*Stored data:*

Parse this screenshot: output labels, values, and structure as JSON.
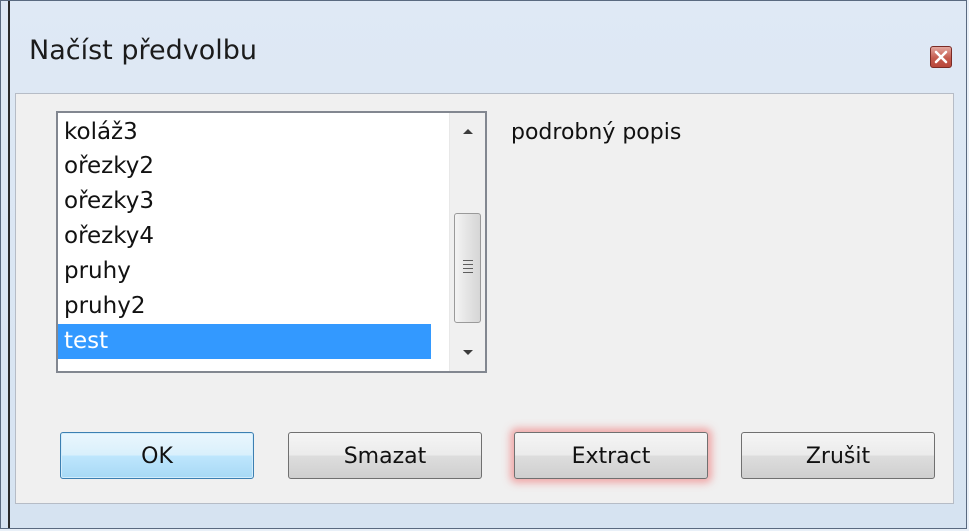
{
  "dialog": {
    "title": "Načíst předvolbu",
    "close_icon": "close-icon"
  },
  "presets": {
    "items": [
      {
        "label": "koláž3"
      },
      {
        "label": "ořezky2"
      },
      {
        "label": "ořezky3"
      },
      {
        "label": "ořezky4"
      },
      {
        "label": "pruhy"
      },
      {
        "label": "pruhy2"
      },
      {
        "label": "test"
      }
    ],
    "selected": "test"
  },
  "description": {
    "text": "podrobný popis"
  },
  "buttons": {
    "ok_label": "OK",
    "delete_label": "Smazat",
    "extract_label": "Extract",
    "cancel_label": "Zrušit"
  },
  "colors": {
    "selection": "#3399ff",
    "default_button": "#bee6fd",
    "extract_glow": "#f06e6e",
    "close_button": "#c55b4e"
  }
}
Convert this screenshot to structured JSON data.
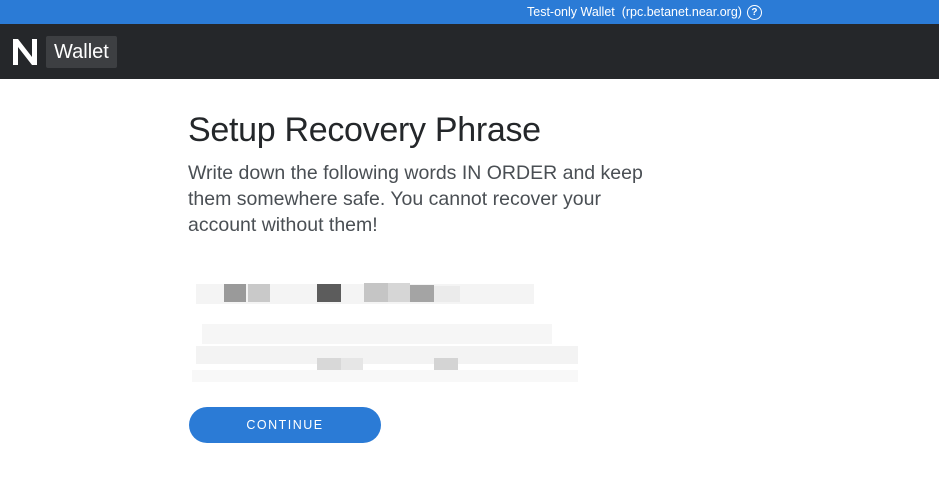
{
  "banner": {
    "network_label": "Test-only Wallet",
    "rpc_url": "(rpc.betanet.near.org)",
    "help_icon": "help-circle-icon"
  },
  "navbar": {
    "logo_icon": "near-logo-icon",
    "wallet_label": "Wallet"
  },
  "main": {
    "title": "Setup Recovery Phrase",
    "instructions": "Write down the following words IN ORDER and keep them somewhere safe. You cannot recover your account without them!",
    "continue_label": "CONTINUE"
  },
  "colors": {
    "accent": "#2b7bd6",
    "navbar": "#25272a",
    "title_text": "#24272a",
    "body_text": "#4a4f54"
  }
}
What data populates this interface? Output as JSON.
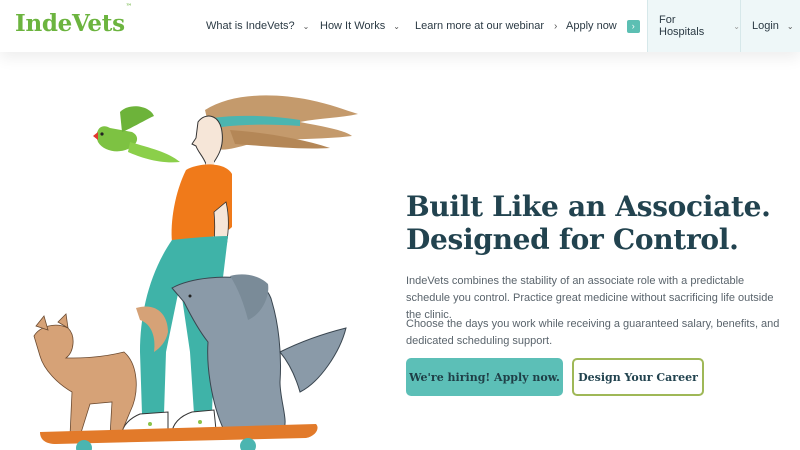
{
  "brand": {
    "logo_text": "IndeVets",
    "trademark": "™"
  },
  "nav": {
    "items": [
      {
        "label": "What is IndeVets?",
        "icon": "chevron-down-icon"
      },
      {
        "label": "How It Works",
        "icon": "chevron-down-icon"
      },
      {
        "label": "Learn more at our webinar",
        "icon": "chevron-right-icon"
      },
      {
        "label": "Apply now",
        "icon": "arrow-right-badge-icon"
      }
    ],
    "hospitals_label": "For Hospitals",
    "login_label": "Login"
  },
  "hero": {
    "headline_line1": "Built Like an Associate.",
    "headline_line2": "Designed for Control.",
    "paragraph1": "IndeVets combines the stability of an associate role with a predictable schedule you control. Practice great medicine without sacrificing life outside the clinic.",
    "paragraph2": "Choose the days you work while receiving a guaranteed salary, benefits, and dedicated scheduling support.",
    "primary_button": "We're hiring! Apply now.",
    "secondary_button": "Design Your Career"
  },
  "colors": {
    "brand_green": "#6cb43f",
    "teal": "#5cbfb7",
    "navy": "#22434f",
    "outline_green": "#9fb857"
  }
}
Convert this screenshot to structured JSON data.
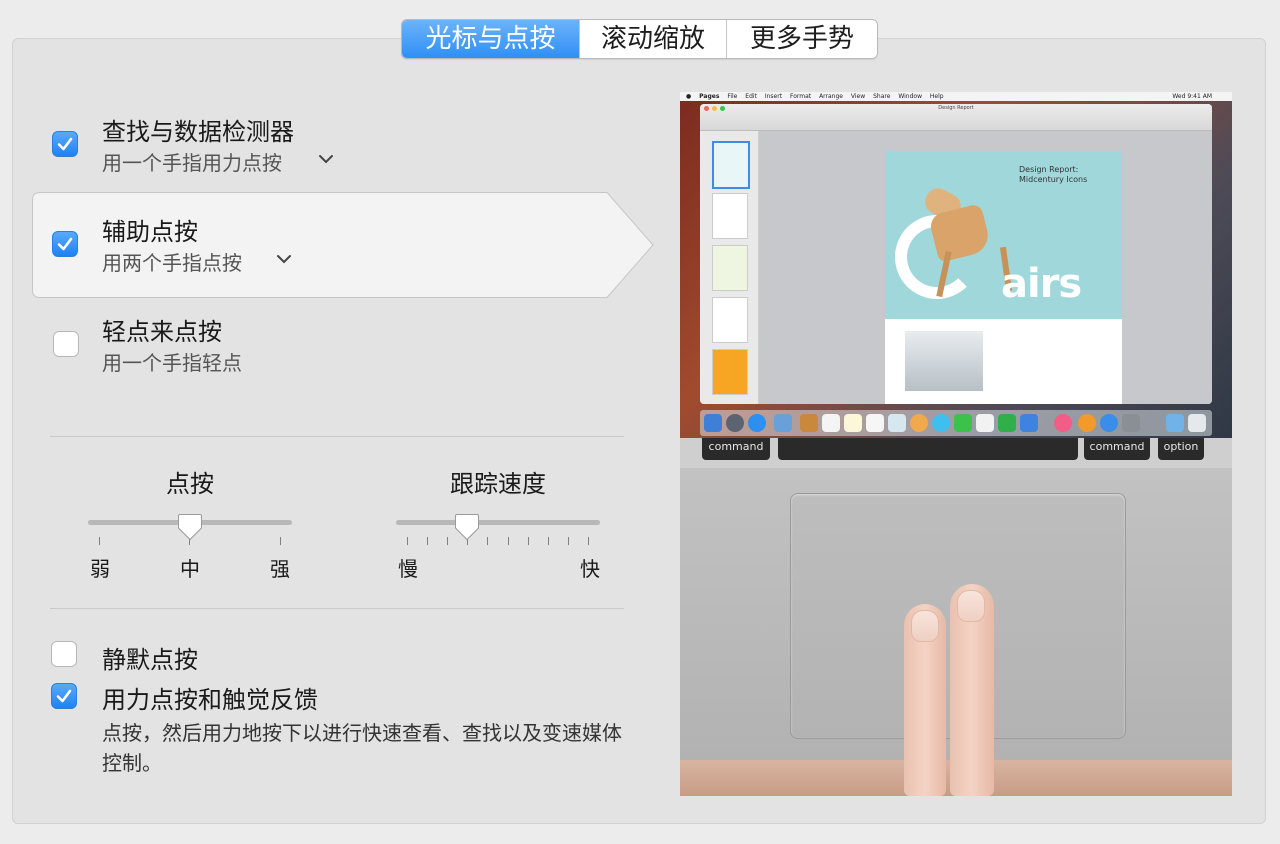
{
  "tabs": [
    {
      "label": "光标与点按",
      "active": true
    },
    {
      "label": "滚动缩放",
      "active": false
    },
    {
      "label": "更多手势",
      "active": false
    }
  ],
  "options": [
    {
      "title": "查找与数据检测器",
      "subtitle": "用一个手指用力点按",
      "checked": true,
      "has_menu": true
    },
    {
      "title": "辅助点按",
      "subtitle": "用两个手指点按",
      "checked": true,
      "has_menu": true,
      "highlighted": true
    },
    {
      "title": "轻点来点按",
      "subtitle": "用一个手指轻点",
      "checked": false,
      "has_menu": false
    }
  ],
  "click_slider": {
    "label": "点按",
    "ticks": [
      "弱",
      "中",
      "强"
    ],
    "value_label": "中"
  },
  "tracking_slider": {
    "label": "跟踪速度",
    "min_label": "慢",
    "max_label": "快",
    "value_step": 3,
    "steps": 10
  },
  "bottom_options": [
    {
      "title": "静默点按",
      "checked": false
    },
    {
      "title": "用力点按和触觉反馈",
      "checked": true,
      "description": "点按，然后用力地按下以进行快速查看、查找以及变速媒体控制。"
    }
  ],
  "preview": {
    "menubar": [
      "Pages",
      "File",
      "Edit",
      "Insert",
      "Format",
      "Arrange",
      "View",
      "Share",
      "Window",
      "Help"
    ],
    "clock": "Wed 9:41 AM",
    "window_title": "Design Report",
    "doc_heading": "Design Report: Midcentury Icons",
    "doc_big_text": "airs",
    "keys": [
      "command",
      "command",
      "option"
    ]
  },
  "colors": {
    "accent": "#2f8ff5",
    "panel": "#e3e3e3",
    "background": "#ececec"
  }
}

*Directive:*
Every record above should come back exactly, but without its pictures.

*Exercise result:*
Parse this screenshot: output labels, values, and structure as JSON.
{
  "dialog": {
    "title": "Načíst předvolbu",
    "close_icon": "close-icon"
  },
  "presets": {
    "items": [
      {
        "label": "koláž3"
      },
      {
        "label": "ořezky2"
      },
      {
        "label": "ořezky3"
      },
      {
        "label": "ořezky4"
      },
      {
        "label": "pruhy"
      },
      {
        "label": "pruhy2"
      },
      {
        "label": "test"
      }
    ],
    "selected": "test"
  },
  "description": {
    "text": "podrobný popis"
  },
  "buttons": {
    "ok_label": "OK",
    "delete_label": "Smazat",
    "extract_label": "Extract",
    "cancel_label": "Zrušit"
  },
  "colors": {
    "selection": "#3399ff",
    "default_button": "#bee6fd",
    "extract_glow": "#f06e6e",
    "close_button": "#c55b4e"
  }
}
Convert this screenshot to structured JSON data.
{
  "banner": {
    "network_label": "Test-only Wallet",
    "rpc_url": "(rpc.betanet.near.org)",
    "help_icon": "help-circle-icon"
  },
  "navbar": {
    "logo_icon": "near-logo-icon",
    "wallet_label": "Wallet"
  },
  "main": {
    "title": "Setup Recovery Phrase",
    "instructions": "Write down the following words IN ORDER and keep them somewhere safe. You cannot recover your account without them!",
    "continue_label": "CONTINUE"
  },
  "colors": {
    "accent": "#2b7bd6",
    "navbar": "#25272a",
    "title_text": "#24272a",
    "body_text": "#4a4f54"
  }
}
What data populates this interface? Output as JSON.
{
  "brand": {
    "logo_text": "IndeVets",
    "trademark": "™"
  },
  "nav": {
    "items": [
      {
        "label": "What is IndeVets?",
        "icon": "chevron-down-icon"
      },
      {
        "label": "How It Works",
        "icon": "chevron-down-icon"
      },
      {
        "label": "Learn more at our webinar",
        "icon": "chevron-right-icon"
      },
      {
        "label": "Apply now",
        "icon": "arrow-right-badge-icon"
      }
    ],
    "hospitals_label": "For Hospitals",
    "login_label": "Login"
  },
  "hero": {
    "headline_line1": "Built Like an Associate.",
    "headline_line2": "Designed for Control.",
    "paragraph1": "IndeVets combines the stability of an associate role with a predictable schedule you control. Practice great medicine without sacrificing life outside the clinic.",
    "paragraph2": "Choose the days you work while receiving a guaranteed salary, benefits, and dedicated scheduling support.",
    "primary_button": "We're hiring! Apply now.",
    "secondary_button": "Design Your Career"
  },
  "colors": {
    "brand_green": "#6cb43f",
    "teal": "#5cbfb7",
    "navy": "#22434f",
    "outline_green": "#9fb857"
  }
}
Convert this screenshot to structured JSON data.
{
  "tabs": [
    {
      "label": "光标与点按",
      "active": true
    },
    {
      "label": "滚动缩放",
      "active": false
    },
    {
      "label": "更多手势",
      "active": false
    }
  ],
  "options": [
    {
      "title": "查找与数据检测器",
      "subtitle": "用一个手指用力点按",
      "checked": true,
      "has_menu": true
    },
    {
      "title": "辅助点按",
      "subtitle": "用两个手指点按",
      "checked": true,
      "has_menu": true,
      "highlighted": true
    },
    {
      "title": "轻点来点按",
      "subtitle": "用一个手指轻点",
      "checked": false,
      "has_menu": false
    }
  ],
  "click_slider": {
    "label": "点按",
    "ticks": [
      "弱",
      "中",
      "强"
    ],
    "value_label": "中"
  },
  "tracking_slider": {
    "label": "跟踪速度",
    "min_label": "慢",
    "max_label": "快",
    "value_step": 3,
    "steps": 10
  },
  "bottom_options": [
    {
      "title": "静默点按",
      "checked": false
    },
    {
      "title": "用力点按和触觉反馈",
      "checked": true,
      "description": "点按，然后用力地按下以进行快速查看、查找以及变速媒体控制。"
    }
  ],
  "preview": {
    "menubar": [
      "Pages",
      "File",
      "Edit",
      "Insert",
      "Format",
      "Arrange",
      "View",
      "Share",
      "Window",
      "Help"
    ],
    "clock": "Wed 9:41 AM",
    "window_title": "Design Report",
    "doc_heading": "Design Report: Midcentury Icons",
    "doc_big_text": "airs",
    "keys": [
      "command",
      "command",
      "option"
    ]
  },
  "colors": {
    "accent": "#2f8ff5",
    "panel": "#e3e3e3",
    "background": "#ececec"
  }
}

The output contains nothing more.